━━━ Available records

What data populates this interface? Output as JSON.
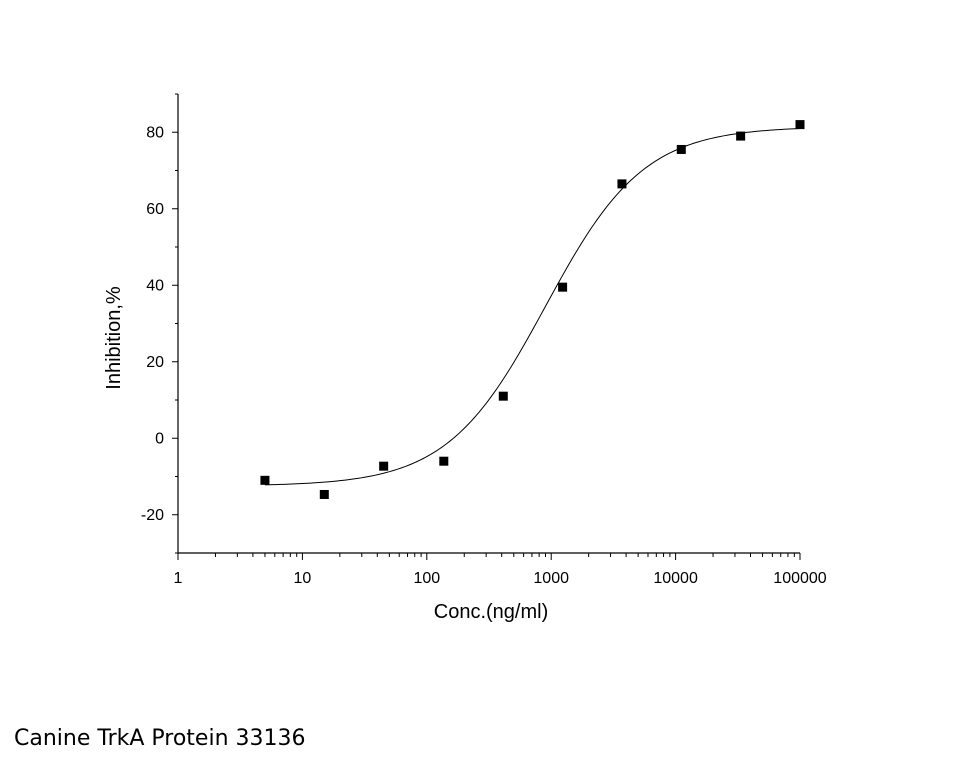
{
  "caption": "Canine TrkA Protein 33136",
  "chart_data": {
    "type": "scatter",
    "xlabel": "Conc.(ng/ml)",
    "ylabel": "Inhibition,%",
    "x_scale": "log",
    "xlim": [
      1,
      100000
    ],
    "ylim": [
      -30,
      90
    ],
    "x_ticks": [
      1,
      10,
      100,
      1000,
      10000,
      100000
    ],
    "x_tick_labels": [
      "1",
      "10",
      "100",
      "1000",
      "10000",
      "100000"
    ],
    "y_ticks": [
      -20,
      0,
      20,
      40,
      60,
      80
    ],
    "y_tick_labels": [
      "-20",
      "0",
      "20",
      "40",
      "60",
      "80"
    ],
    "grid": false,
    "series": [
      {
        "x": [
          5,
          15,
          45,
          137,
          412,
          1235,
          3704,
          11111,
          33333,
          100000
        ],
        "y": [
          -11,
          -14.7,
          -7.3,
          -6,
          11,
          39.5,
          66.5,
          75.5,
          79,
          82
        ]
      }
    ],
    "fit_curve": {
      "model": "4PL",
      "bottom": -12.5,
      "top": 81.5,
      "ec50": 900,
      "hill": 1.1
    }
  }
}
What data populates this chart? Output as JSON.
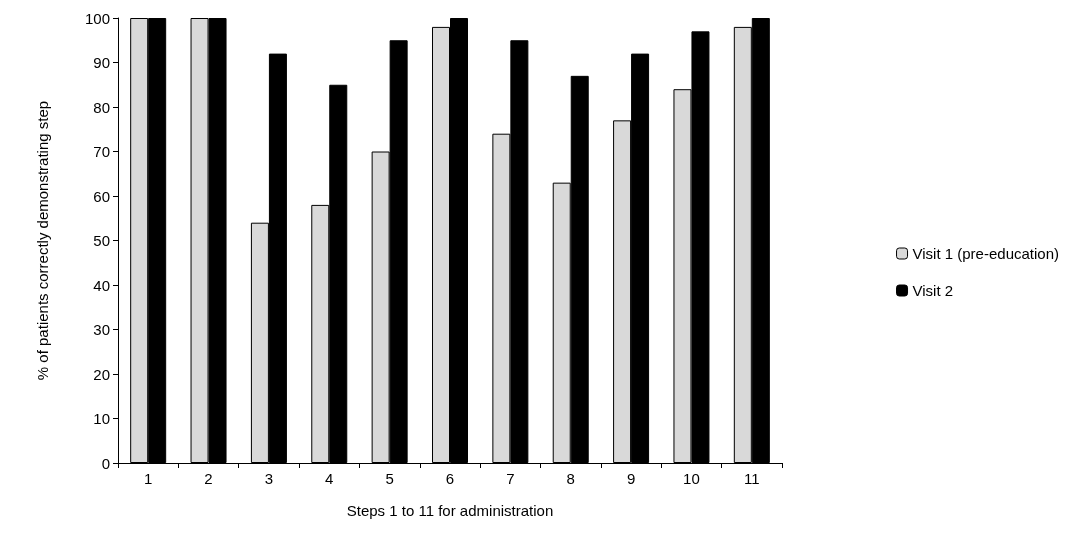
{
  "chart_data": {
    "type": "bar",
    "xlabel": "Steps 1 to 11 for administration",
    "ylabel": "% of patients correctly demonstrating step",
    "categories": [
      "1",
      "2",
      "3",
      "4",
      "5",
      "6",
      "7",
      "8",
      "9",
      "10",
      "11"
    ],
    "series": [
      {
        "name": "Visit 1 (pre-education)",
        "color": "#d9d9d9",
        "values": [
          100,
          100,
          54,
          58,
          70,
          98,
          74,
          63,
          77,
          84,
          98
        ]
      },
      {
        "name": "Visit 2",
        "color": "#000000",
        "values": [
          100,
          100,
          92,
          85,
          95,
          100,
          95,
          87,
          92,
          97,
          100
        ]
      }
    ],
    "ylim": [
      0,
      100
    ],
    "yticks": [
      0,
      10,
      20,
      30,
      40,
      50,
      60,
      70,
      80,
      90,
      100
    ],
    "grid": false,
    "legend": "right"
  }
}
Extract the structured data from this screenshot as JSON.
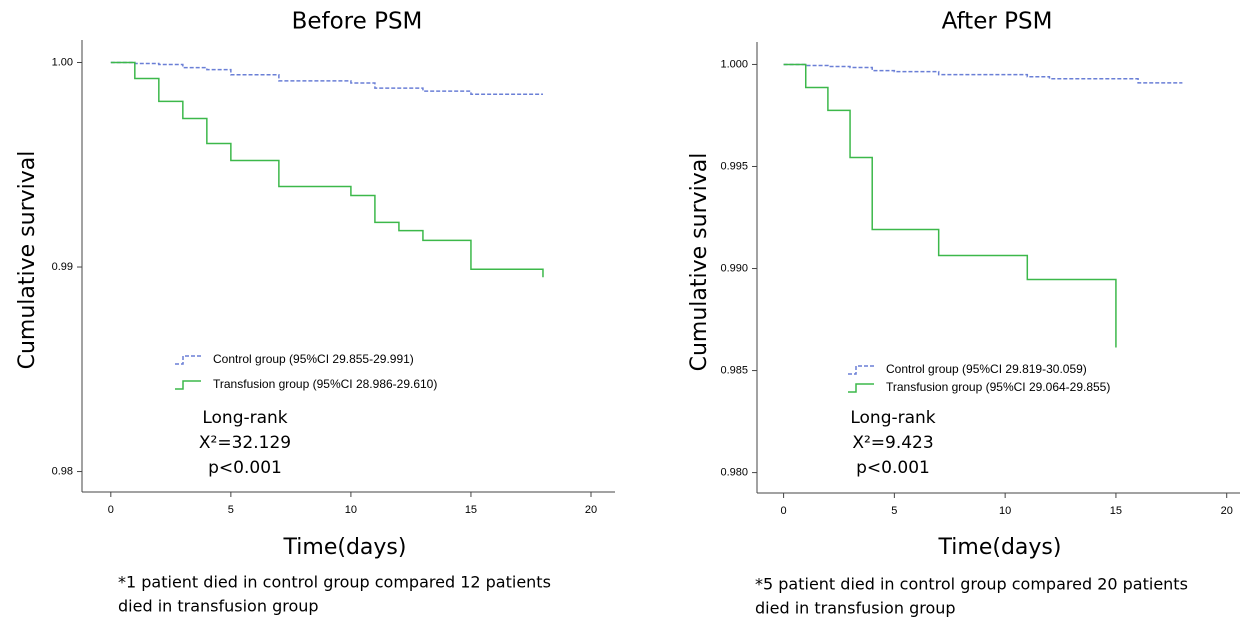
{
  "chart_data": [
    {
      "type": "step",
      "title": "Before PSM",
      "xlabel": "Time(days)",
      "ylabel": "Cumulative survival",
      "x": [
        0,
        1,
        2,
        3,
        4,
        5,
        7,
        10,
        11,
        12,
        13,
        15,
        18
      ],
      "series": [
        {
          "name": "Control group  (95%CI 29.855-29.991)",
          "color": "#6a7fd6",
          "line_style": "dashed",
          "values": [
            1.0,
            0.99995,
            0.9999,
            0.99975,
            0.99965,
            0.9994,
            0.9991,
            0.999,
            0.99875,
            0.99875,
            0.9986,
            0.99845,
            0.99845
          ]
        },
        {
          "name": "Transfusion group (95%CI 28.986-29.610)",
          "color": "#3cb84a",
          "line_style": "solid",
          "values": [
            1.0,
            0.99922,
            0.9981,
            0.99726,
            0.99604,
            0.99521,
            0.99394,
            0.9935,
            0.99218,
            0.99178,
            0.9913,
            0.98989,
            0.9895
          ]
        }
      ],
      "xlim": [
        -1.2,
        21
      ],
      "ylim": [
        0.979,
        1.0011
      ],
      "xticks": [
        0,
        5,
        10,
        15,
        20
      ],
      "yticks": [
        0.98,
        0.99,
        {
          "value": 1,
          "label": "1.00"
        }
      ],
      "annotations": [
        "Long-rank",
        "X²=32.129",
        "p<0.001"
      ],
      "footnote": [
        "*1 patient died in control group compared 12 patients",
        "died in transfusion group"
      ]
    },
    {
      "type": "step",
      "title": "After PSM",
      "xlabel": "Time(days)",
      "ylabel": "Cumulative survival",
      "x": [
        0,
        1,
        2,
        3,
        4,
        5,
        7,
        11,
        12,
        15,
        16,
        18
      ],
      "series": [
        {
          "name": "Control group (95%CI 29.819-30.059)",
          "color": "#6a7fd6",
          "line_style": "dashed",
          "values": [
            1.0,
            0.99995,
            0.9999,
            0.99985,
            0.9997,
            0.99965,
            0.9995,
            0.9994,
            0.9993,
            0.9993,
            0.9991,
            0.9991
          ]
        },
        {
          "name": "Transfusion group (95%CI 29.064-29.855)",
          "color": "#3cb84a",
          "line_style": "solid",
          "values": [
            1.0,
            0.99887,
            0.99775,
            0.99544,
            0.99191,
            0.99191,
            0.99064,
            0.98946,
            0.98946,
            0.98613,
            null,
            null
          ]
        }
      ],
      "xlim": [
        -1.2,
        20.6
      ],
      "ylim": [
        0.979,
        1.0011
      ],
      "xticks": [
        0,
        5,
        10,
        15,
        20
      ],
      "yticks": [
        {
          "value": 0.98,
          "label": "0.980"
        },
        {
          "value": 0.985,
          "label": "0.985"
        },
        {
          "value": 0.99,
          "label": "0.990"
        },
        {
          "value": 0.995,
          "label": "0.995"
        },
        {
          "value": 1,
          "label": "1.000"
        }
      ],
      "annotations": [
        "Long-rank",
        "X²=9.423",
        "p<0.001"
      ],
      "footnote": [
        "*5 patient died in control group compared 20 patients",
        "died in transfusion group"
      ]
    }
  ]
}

━━━━━━
━━━ Available records

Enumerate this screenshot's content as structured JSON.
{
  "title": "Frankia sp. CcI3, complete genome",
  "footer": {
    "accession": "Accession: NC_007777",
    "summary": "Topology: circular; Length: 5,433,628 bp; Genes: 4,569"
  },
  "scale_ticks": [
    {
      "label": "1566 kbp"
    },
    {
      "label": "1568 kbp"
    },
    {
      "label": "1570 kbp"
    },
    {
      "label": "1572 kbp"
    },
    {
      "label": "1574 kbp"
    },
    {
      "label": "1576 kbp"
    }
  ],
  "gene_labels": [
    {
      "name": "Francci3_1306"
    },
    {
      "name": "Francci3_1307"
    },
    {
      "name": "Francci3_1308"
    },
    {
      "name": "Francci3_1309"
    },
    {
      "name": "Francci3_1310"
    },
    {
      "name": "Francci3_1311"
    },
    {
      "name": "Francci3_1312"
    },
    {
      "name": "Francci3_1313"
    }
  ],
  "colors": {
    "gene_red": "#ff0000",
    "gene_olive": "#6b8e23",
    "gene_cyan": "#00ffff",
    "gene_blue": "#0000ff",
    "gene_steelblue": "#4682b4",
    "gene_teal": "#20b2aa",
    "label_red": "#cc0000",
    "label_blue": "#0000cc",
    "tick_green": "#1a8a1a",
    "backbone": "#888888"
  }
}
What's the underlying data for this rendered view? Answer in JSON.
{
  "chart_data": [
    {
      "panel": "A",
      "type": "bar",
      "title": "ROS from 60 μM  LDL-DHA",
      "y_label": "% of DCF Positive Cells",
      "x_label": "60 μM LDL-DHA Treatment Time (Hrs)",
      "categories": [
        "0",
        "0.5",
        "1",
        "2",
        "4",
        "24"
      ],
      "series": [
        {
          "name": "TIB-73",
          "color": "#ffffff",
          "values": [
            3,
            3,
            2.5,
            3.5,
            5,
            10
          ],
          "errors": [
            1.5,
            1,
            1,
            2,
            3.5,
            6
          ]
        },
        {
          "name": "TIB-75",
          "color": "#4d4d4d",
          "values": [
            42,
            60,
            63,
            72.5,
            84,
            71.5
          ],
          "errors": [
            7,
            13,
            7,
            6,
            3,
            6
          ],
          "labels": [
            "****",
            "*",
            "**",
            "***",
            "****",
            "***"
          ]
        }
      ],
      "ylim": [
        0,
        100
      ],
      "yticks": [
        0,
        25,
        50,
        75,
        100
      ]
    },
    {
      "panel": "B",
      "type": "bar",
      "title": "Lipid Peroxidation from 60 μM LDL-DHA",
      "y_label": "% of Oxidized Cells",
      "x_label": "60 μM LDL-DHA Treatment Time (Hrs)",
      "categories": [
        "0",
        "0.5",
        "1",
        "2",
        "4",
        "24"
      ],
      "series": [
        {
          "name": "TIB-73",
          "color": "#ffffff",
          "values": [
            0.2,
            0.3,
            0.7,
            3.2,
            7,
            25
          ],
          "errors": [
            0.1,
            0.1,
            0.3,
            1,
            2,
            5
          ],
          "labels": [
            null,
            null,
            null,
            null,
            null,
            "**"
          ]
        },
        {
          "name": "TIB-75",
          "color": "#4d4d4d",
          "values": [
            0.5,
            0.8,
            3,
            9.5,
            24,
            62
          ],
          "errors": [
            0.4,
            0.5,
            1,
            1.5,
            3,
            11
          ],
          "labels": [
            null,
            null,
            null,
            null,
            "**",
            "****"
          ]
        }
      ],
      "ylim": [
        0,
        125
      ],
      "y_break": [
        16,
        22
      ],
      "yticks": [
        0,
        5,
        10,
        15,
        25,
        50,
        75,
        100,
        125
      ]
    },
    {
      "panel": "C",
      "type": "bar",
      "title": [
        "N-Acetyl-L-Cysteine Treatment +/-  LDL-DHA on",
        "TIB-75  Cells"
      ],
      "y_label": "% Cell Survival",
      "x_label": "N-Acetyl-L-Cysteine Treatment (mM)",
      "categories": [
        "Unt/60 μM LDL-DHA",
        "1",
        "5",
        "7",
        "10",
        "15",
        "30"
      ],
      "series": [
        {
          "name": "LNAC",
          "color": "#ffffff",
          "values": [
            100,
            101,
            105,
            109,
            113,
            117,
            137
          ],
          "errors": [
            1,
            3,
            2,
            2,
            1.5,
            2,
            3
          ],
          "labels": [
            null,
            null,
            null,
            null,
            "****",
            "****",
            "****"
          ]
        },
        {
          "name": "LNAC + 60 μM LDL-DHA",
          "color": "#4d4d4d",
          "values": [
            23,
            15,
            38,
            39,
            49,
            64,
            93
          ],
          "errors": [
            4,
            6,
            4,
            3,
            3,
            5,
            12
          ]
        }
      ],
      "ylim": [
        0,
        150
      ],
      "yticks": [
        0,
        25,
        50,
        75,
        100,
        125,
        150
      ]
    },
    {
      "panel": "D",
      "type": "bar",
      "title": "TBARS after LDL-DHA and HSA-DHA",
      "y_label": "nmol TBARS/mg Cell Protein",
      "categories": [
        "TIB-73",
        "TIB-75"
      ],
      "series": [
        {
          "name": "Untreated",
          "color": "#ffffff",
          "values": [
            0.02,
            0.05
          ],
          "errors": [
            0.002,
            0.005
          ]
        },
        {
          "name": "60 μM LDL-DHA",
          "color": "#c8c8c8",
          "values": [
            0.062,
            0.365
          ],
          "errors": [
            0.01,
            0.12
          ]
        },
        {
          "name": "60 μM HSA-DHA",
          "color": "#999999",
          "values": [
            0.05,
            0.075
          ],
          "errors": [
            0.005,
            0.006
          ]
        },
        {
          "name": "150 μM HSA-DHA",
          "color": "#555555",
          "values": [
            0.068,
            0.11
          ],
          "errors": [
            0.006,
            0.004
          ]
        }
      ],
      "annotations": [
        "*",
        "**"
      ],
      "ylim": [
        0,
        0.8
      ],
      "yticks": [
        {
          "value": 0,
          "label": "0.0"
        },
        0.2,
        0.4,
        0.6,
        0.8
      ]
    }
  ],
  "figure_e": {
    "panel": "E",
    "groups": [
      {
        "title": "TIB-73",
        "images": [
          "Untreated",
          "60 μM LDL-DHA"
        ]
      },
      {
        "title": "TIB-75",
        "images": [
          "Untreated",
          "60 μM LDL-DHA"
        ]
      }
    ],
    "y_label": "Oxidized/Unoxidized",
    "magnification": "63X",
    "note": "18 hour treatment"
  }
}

━━━━━━
━━━ Available records

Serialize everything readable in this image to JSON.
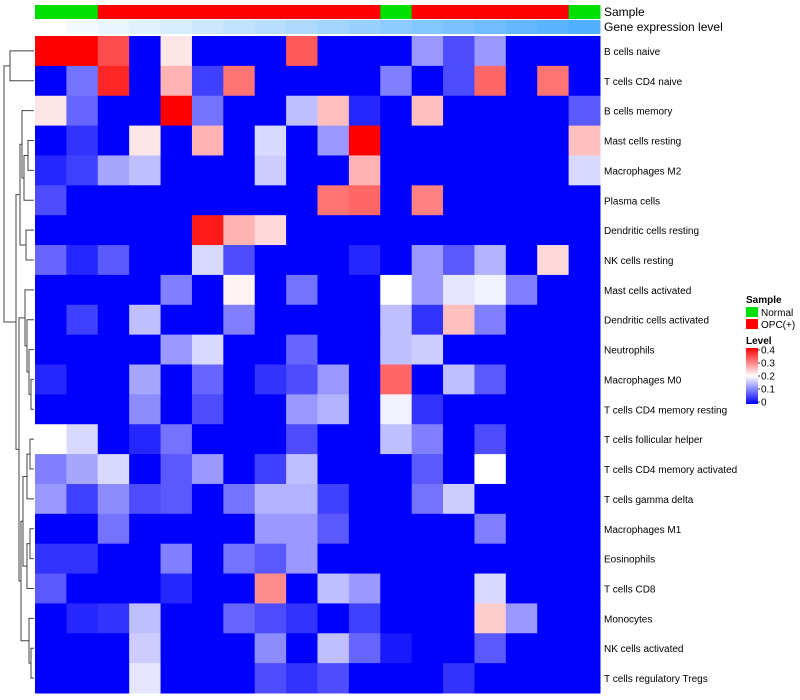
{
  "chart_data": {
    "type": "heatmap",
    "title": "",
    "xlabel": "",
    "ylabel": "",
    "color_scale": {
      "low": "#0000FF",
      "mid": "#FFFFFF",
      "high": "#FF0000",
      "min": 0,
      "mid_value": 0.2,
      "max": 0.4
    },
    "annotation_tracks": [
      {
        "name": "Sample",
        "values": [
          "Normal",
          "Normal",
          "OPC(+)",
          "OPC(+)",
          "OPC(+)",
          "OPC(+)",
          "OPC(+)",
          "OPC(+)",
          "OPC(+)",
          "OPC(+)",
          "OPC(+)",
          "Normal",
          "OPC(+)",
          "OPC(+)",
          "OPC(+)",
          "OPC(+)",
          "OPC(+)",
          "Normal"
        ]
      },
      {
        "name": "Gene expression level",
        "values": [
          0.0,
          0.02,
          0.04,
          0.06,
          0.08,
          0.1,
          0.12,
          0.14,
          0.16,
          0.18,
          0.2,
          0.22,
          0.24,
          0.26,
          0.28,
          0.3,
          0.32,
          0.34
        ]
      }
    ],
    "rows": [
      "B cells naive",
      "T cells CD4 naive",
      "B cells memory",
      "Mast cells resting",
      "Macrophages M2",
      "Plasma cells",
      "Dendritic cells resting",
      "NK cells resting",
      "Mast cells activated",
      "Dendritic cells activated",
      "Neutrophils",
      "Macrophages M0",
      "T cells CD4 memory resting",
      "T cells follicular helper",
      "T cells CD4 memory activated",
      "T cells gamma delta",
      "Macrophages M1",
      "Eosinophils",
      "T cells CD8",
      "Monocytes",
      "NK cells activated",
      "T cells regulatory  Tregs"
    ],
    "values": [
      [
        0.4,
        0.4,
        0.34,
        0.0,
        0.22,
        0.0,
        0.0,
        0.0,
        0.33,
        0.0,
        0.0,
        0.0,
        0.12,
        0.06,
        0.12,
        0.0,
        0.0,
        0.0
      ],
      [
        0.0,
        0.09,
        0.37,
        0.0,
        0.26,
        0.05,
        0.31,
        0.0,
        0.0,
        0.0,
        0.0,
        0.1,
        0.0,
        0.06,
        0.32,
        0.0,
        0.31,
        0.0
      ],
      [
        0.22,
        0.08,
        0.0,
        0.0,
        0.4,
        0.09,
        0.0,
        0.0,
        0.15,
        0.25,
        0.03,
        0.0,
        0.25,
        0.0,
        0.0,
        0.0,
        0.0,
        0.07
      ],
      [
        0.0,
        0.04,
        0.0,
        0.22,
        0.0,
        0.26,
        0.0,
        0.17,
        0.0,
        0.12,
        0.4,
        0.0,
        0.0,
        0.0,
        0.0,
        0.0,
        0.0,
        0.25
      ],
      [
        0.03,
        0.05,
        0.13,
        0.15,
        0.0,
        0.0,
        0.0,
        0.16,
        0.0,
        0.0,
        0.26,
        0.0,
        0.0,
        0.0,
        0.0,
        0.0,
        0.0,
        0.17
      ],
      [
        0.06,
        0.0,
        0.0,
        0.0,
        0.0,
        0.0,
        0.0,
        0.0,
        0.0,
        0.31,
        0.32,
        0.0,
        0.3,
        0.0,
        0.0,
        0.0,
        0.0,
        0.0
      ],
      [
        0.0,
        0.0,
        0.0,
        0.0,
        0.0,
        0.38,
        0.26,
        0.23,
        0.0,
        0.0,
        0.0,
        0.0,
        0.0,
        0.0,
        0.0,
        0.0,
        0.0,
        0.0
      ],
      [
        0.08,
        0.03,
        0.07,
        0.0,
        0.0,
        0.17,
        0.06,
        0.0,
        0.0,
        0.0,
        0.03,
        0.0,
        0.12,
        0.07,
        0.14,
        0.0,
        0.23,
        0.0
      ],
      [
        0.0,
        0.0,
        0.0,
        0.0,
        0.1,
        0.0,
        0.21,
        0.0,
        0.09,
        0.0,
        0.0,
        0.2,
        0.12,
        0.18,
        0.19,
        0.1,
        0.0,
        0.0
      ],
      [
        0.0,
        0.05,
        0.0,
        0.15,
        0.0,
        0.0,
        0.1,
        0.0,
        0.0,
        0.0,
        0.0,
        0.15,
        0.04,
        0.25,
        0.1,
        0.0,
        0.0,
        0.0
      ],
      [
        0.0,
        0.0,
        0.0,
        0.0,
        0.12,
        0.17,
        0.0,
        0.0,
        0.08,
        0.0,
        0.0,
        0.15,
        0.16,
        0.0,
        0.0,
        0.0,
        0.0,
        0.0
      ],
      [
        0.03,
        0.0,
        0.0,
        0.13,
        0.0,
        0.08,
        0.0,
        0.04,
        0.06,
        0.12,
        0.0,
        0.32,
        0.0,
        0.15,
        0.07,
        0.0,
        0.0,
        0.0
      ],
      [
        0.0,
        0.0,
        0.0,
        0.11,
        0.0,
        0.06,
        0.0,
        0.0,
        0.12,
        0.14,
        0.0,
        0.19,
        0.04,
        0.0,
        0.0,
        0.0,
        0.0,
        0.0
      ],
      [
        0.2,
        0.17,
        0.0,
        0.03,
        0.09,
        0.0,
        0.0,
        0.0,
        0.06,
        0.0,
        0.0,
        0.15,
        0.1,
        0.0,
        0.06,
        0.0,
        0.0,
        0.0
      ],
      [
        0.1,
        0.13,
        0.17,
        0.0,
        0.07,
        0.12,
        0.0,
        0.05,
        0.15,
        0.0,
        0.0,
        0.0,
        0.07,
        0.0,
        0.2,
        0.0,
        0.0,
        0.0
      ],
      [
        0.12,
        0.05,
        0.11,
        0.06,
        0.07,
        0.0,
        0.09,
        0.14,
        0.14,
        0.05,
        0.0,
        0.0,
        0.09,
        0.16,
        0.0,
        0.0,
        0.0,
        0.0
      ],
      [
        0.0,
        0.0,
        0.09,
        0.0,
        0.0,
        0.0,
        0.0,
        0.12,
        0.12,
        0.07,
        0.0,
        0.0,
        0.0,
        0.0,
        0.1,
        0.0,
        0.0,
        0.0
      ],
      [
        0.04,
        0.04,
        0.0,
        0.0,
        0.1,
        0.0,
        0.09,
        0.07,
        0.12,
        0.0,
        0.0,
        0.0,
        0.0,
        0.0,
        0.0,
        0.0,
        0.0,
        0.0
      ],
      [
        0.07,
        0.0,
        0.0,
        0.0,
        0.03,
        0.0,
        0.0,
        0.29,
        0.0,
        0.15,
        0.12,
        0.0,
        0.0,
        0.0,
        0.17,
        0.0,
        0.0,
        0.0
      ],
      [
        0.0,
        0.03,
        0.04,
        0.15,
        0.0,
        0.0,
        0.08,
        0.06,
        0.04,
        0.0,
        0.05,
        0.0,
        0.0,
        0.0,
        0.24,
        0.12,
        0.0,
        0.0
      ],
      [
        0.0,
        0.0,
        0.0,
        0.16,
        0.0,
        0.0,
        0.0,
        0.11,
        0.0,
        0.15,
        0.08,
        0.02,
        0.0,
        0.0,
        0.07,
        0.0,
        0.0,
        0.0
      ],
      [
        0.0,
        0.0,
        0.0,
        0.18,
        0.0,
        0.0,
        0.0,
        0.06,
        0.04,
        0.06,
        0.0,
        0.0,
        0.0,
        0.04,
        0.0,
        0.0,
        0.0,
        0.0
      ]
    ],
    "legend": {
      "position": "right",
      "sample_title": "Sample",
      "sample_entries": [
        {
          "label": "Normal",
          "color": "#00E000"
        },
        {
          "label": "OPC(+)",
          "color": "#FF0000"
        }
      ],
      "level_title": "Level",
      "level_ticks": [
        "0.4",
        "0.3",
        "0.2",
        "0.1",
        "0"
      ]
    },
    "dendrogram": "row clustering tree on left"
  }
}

━━━━━━

* **Exercise description**
Scan the records for the word "resting", and copy each line where it is found.

* **Exercise answer**
      "Mast cells resting",
      "Dendritic cells resting",
      "NK cells resting",
      "T cells CD4 memory resting",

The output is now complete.